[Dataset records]
__________________________________________________

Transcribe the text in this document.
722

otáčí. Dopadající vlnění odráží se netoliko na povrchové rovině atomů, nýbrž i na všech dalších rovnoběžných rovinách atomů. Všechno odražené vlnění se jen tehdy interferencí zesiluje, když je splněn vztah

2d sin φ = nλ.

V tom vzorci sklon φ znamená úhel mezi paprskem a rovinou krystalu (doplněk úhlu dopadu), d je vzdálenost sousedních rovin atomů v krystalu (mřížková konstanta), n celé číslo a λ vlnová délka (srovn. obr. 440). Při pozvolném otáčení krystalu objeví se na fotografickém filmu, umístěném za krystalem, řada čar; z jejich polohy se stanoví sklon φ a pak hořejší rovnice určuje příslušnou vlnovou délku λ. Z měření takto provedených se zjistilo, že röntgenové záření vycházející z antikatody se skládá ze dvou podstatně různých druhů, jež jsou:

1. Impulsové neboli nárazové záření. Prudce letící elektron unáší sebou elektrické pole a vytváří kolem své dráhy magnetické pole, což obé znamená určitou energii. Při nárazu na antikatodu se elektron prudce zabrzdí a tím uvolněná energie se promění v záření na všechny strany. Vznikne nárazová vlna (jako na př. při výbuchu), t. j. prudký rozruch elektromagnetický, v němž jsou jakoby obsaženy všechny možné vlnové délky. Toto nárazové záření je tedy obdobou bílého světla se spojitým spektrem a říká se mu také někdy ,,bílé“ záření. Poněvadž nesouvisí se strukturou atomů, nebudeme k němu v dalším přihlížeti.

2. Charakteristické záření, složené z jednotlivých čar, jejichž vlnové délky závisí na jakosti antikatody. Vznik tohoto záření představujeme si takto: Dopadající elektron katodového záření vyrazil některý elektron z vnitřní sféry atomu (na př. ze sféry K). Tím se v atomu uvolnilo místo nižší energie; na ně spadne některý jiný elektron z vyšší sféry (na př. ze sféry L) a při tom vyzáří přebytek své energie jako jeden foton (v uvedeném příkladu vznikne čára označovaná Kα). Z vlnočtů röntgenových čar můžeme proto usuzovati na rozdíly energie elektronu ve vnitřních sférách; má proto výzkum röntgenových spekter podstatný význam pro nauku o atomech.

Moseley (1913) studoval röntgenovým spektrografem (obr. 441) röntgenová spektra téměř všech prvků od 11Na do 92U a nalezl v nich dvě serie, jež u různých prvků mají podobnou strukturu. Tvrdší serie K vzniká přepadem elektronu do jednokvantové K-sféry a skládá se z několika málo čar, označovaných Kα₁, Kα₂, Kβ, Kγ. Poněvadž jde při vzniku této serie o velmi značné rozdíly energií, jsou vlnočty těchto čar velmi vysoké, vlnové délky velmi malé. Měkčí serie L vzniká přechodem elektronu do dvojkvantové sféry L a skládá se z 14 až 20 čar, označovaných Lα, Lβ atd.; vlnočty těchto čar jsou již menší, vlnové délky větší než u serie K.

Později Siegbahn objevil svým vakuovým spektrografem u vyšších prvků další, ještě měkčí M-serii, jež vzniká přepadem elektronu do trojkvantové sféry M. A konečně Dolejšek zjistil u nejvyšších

__________________________________________________

EXERCISE
All of the records must be retyped exactly as they are.

OUTPUT OF THE EXERCISE
Transcribe the text in this document.
722

otáčí. Dopadající vlnění odráží se netoliko na povrchové rovině atomů, nýbrž i na všech dalších rovnoběžných rovinách atomů. Všechno odražené vlnění se jen tehdy interferencí zesiluje, když je splněn vztah

2d sin φ = nλ.

V tom vzorci sklon φ znamená úhel mezi paprskem a rovinou krystalu (doplněk úhlu dopadu), d je vzdálenost sousedních rovin atomů v krystalu (mřížková konstanta), n celé číslo a λ vlnová délka (srovn. obr. 440). Při pozvolném otáčení krystalu objeví se na fotografickém filmu, umístěném za krystalem, řada čar; z jejich polohy se stanoví sklon φ a pak hořejší rovnice určuje příslušnou vlnovou délku λ. Z měření takto provedených se zjistilo, že röntgenové záření vycházející z antikatody se skládá ze dvou podstatně různých druhů, jež jsou:

1. Impulsové neboli nárazové záření. Prudce letící elektron unáší sebou elektrické pole a vytváří kolem své dráhy magnetické pole, což obé znamená určitou energii. Při nárazu na antikatodu se elektron prudce zabrzdí a tím uvolněná energie se promění v záření na všechny strany. Vznikne nárazová vlna (jako na př. při výbuchu), t. j. prudký rozruch elektromagnetický, v němž jsou jakoby obsaženy všechny možné vlnové délky. Toto nárazové záření je tedy obdobou bílého světla se spojitým spektrem a říká se mu také někdy ,,bílé“ záření. Poněvadž nesouvisí se strukturou atomů, nebudeme k němu v dalším přihlížeti.

2. Charakteristické záření, složené z jednotlivých čar, jejichž vlnové délky závisí na jakosti antikatody. Vznik tohoto záření představujeme si takto: Dopadající elektron katodového záření vyrazil některý elektron z vnitřní sféry atomu (na př. ze sféry K). Tím se v atomu uvolnilo místo nižší energie; na ně spadne některý jiný elektron z vyšší sféry (na př. ze sféry L) a při tom vyzáří přebytek své energie jako jeden foton (v uvedeném příkladu vznikne čára označovaná Kα). Z vlnočtů röntgenových čar můžeme proto usuzovati na rozdíly energie elektronu ve vnitřních sférách; má proto výzkum röntgenových spekter podstatný význam pro nauku o atomech.

Moseley (1913) studoval röntgenovým spektrografem (obr. 441) röntgenová spektra téměř všech prvků od 11Na do 92U a nalezl v nich dvě serie, jež u různých prvků mají podobnou strukturu. Tvrdší serie K vzniká přepadem elektronu do jednokvantové K-sféry a skládá se z několika málo čar, označovaných Kα₁, Kα₂, Kβ, Kγ. Poněvadž jde při vzniku této serie o velmi značné rozdíly energií, jsou vlnočty těchto čar velmi vysoké, vlnové délky velmi malé. Měkčí serie L vzniká přechodem elektronu do dvojkvantové sféry L a skládá se z 14 až 20 čar, označovaných Lα, Lβ atd.; vlnočty těchto čar jsou již menší, vlnové délky větší než u serie K.

Později Siegbahn objevil svým vakuovým spektrografem u vyšších prvků další, ještě měkčí M-serii, jež vzniká přepadem elektronu do trojkvantové sféry M. A konečně Dolejšek zjistil u nejvyšších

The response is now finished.